» DESCRIPTION OF THE TASK
Make an exact copy of the lines below.

» DATA SHOWN
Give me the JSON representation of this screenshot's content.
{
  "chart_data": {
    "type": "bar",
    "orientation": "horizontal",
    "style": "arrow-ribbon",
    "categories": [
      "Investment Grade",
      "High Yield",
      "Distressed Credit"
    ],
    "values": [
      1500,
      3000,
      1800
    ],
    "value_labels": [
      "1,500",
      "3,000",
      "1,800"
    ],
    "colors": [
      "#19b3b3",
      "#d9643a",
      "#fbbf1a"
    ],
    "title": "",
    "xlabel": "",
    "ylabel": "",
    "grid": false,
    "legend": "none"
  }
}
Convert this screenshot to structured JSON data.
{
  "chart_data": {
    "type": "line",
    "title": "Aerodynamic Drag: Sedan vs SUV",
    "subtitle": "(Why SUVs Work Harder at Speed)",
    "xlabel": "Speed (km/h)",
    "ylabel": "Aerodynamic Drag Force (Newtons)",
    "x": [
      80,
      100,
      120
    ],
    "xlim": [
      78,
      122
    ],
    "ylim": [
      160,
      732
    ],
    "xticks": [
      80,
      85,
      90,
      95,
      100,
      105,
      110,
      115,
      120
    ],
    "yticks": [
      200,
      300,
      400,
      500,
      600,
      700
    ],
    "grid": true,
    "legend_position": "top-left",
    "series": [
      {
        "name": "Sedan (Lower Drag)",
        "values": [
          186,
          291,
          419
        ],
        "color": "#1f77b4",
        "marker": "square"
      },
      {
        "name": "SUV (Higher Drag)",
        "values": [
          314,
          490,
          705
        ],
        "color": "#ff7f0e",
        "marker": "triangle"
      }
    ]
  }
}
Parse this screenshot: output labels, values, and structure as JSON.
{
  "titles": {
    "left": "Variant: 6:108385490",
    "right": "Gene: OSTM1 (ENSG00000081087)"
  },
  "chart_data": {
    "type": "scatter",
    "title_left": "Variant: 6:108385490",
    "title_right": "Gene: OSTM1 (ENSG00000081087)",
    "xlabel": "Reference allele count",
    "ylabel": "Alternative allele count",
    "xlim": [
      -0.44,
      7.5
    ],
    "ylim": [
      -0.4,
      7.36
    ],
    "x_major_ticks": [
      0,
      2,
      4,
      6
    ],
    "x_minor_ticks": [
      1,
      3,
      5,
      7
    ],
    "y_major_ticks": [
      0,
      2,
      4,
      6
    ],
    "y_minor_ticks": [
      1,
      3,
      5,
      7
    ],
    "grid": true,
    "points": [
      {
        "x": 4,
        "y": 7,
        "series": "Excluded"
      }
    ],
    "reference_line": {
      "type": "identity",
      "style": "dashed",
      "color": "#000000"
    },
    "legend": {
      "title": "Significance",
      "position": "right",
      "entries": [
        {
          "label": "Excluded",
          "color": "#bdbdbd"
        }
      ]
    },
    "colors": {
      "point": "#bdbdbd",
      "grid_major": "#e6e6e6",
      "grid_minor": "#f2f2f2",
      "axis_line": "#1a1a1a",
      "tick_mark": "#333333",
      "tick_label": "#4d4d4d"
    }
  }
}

» ANSWER
Give me the JSON representation of this screenshot's content.
{
  "chart_data": {
    "type": "bar",
    "orientation": "horizontal",
    "style": "arrow-ribbon",
    "categories": [
      "Investment Grade",
      "High Yield",
      "Distressed Credit"
    ],
    "values": [
      1500,
      3000,
      1800
    ],
    "value_labels": [
      "1,500",
      "3,000",
      "1,800"
    ],
    "colors": [
      "#19b3b3",
      "#d9643a",
      "#fbbf1a"
    ],
    "title": "",
    "xlabel": "",
    "ylabel": "",
    "grid": false,
    "legend": "none"
  }
}
Convert this screenshot to structured JSON data.
{
  "chart_data": {
    "type": "line",
    "title": "Aerodynamic Drag: Sedan vs SUV",
    "subtitle": "(Why SUVs Work Harder at Speed)",
    "xlabel": "Speed (km/h)",
    "ylabel": "Aerodynamic Drag Force (Newtons)",
    "x": [
      80,
      100,
      120
    ],
    "xlim": [
      78,
      122
    ],
    "ylim": [
      160,
      732
    ],
    "xticks": [
      80,
      85,
      90,
      95,
      100,
      105,
      110,
      115,
      120
    ],
    "yticks": [
      200,
      300,
      400,
      500,
      600,
      700
    ],
    "grid": true,
    "legend_position": "top-left",
    "series": [
      {
        "name": "Sedan (Lower Drag)",
        "values": [
          186,
          291,
          419
        ],
        "color": "#1f77b4",
        "marker": "square"
      },
      {
        "name": "SUV (Higher Drag)",
        "values": [
          314,
          490,
          705
        ],
        "color": "#ff7f0e",
        "marker": "triangle"
      }
    ]
  }
}
Parse this screenshot: output labels, values, and structure as JSON.
{
  "titles": {
    "left": "Variant: 6:108385490",
    "right": "Gene: OSTM1 (ENSG00000081087)"
  },
  "chart_data": {
    "type": "scatter",
    "title_left": "Variant: 6:108385490",
    "title_right": "Gene: OSTM1 (ENSG00000081087)",
    "xlabel": "Reference allele count",
    "ylabel": "Alternative allele count",
    "xlim": [
      -0.44,
      7.5
    ],
    "ylim": [
      -0.4,
      7.36
    ],
    "x_major_ticks": [
      0,
      2,
      4,
      6
    ],
    "x_minor_ticks": [
      1,
      3,
      5,
      7
    ],
    "y_major_ticks": [
      0,
      2,
      4,
      6
    ],
    "y_minor_ticks": [
      1,
      3,
      5,
      7
    ],
    "grid": true,
    "points": [
      {
        "x": 4,
        "y": 7,
        "series": "Excluded"
      }
    ],
    "reference_line": {
      "type": "identity",
      "style": "dashed",
      "color": "#000000"
    },
    "legend": {
      "title": "Significance",
      "position": "right",
      "entries": [
        {
          "label": "Excluded",
          "color": "#bdbdbd"
        }
      ]
    },
    "colors": {
      "point": "#bdbdbd",
      "grid_major": "#e6e6e6",
      "grid_minor": "#f2f2f2",
      "axis_line": "#1a1a1a",
      "tick_mark": "#333333",
      "tick_label": "#4d4d4d"
    }
  }
}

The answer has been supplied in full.